▶ [STATED PROBLEM] Each record is to be printed again precisely as it reads.

Collected data entries:
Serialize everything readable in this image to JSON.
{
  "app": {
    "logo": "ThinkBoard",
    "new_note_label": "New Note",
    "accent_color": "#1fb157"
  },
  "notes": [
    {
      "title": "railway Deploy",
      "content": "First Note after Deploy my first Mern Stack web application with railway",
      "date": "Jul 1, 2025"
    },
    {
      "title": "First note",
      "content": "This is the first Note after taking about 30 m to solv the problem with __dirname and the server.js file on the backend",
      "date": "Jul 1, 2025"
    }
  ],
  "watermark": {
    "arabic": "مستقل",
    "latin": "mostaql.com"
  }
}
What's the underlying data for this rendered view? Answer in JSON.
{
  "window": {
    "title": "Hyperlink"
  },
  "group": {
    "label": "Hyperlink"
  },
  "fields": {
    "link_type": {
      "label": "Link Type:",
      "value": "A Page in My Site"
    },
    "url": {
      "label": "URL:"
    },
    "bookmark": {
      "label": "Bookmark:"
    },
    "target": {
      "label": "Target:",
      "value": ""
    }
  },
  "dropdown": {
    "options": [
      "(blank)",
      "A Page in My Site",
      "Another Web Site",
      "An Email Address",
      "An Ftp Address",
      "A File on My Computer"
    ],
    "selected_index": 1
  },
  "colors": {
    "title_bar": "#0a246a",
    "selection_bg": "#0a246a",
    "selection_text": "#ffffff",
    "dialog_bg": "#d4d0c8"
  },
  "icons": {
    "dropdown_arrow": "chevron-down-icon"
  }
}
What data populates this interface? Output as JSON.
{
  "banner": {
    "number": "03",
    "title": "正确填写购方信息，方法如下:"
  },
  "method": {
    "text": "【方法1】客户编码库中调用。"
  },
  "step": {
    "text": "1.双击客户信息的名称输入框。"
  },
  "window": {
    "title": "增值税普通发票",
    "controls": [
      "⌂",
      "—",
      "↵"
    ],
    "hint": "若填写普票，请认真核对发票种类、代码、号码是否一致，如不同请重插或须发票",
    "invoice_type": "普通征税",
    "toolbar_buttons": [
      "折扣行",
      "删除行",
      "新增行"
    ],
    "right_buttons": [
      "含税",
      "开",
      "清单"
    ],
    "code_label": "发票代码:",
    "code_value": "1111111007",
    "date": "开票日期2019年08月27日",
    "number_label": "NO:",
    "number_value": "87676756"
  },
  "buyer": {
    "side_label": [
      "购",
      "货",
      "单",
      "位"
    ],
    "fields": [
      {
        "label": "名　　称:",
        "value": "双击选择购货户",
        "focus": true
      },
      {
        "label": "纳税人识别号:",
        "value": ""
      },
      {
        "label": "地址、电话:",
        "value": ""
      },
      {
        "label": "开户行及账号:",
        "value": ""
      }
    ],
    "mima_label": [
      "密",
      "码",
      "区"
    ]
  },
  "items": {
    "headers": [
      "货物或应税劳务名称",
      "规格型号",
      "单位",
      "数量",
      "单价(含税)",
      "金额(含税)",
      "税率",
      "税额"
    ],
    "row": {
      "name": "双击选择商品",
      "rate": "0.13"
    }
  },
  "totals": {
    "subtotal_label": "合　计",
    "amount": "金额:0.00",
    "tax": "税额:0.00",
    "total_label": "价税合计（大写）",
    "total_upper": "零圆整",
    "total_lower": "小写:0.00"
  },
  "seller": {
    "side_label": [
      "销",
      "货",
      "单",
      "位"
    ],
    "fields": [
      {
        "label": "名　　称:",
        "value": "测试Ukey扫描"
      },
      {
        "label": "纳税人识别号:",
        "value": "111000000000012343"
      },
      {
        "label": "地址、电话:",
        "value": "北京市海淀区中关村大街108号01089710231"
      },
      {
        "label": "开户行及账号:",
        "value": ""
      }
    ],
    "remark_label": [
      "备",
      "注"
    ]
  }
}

▶ [RIGHT ANSWER]
Serialize everything readable in this image to JSON.
{
  "app": {
    "logo": "ThinkBoard",
    "new_note_label": "New Note",
    "accent_color": "#1fb157"
  },
  "notes": [
    {
      "title": "railway Deploy",
      "content": "First Note after Deploy my first Mern Stack web application with railway",
      "date": "Jul 1, 2025"
    },
    {
      "title": "First note",
      "content": "This is the first Note after taking about 30 m to solv the problem with __dirname and the server.js file on the backend",
      "date": "Jul 1, 2025"
    }
  ],
  "watermark": {
    "arabic": "مستقل",
    "latin": "mostaql.com"
  }
}
What's the underlying data for this rendered view? Answer in JSON.
{
  "window": {
    "title": "Hyperlink"
  },
  "group": {
    "label": "Hyperlink"
  },
  "fields": {
    "link_type": {
      "label": "Link Type:",
      "value": "A Page in My Site"
    },
    "url": {
      "label": "URL:"
    },
    "bookmark": {
      "label": "Bookmark:"
    },
    "target": {
      "label": "Target:",
      "value": ""
    }
  },
  "dropdown": {
    "options": [
      "(blank)",
      "A Page in My Site",
      "Another Web Site",
      "An Email Address",
      "An Ftp Address",
      "A File on My Computer"
    ],
    "selected_index": 1
  },
  "colors": {
    "title_bar": "#0a246a",
    "selection_bg": "#0a246a",
    "selection_text": "#ffffff",
    "dialog_bg": "#d4d0c8"
  },
  "icons": {
    "dropdown_arrow": "chevron-down-icon"
  }
}
What data populates this interface? Output as JSON.
{
  "banner": {
    "number": "03",
    "title": "正确填写购方信息，方法如下:"
  },
  "method": {
    "text": "【方法1】客户编码库中调用。"
  },
  "step": {
    "text": "1.双击客户信息的名称输入框。"
  },
  "window": {
    "title": "增值税普通发票",
    "controls": [
      "⌂",
      "—",
      "↵"
    ],
    "hint": "若填写普票，请认真核对发票种类、代码、号码是否一致，如不同请重插或须发票",
    "invoice_type": "普通征税",
    "toolbar_buttons": [
      "折扣行",
      "删除行",
      "新增行"
    ],
    "right_buttons": [
      "含税",
      "开",
      "清单"
    ],
    "code_label": "发票代码:",
    "code_value": "1111111007",
    "date": "开票日期2019年08月27日",
    "number_label": "NO:",
    "number_value": "87676756"
  },
  "buyer": {
    "side_label": [
      "购",
      "货",
      "单",
      "位"
    ],
    "fields": [
      {
        "label": "名　　称:",
        "value": "双击选择购货户",
        "focus": true
      },
      {
        "label": "纳税人识别号:",
        "value": ""
      },
      {
        "label": "地址、电话:",
        "value": ""
      },
      {
        "label": "开户行及账号:",
        "value": ""
      }
    ],
    "mima_label": [
      "密",
      "码",
      "区"
    ]
  },
  "items": {
    "headers": [
      "货物或应税劳务名称",
      "规格型号",
      "单位",
      "数量",
      "单价(含税)",
      "金额(含税)",
      "税率",
      "税额"
    ],
    "row": {
      "name": "双击选择商品",
      "rate": "0.13"
    }
  },
  "totals": {
    "subtotal_label": "合　计",
    "amount": "金额:0.00",
    "tax": "税额:0.00",
    "total_label": "价税合计（大写）",
    "total_upper": "零圆整",
    "total_lower": "小写:0.00"
  },
  "seller": {
    "side_label": [
      "销",
      "货",
      "单",
      "位"
    ],
    "fields": [
      {
        "label": "名　　称:",
        "value": "测试Ukey扫描"
      },
      {
        "label": "纳税人识别号:",
        "value": "111000000000012343"
      },
      {
        "label": "地址、电话:",
        "value": "北京市海淀区中关村大街108号01089710231"
      },
      {
        "label": "开户行及账号:",
        "value": ""
      }
    ],
    "remark_label": [
      "备",
      "注"
    ]
  }
}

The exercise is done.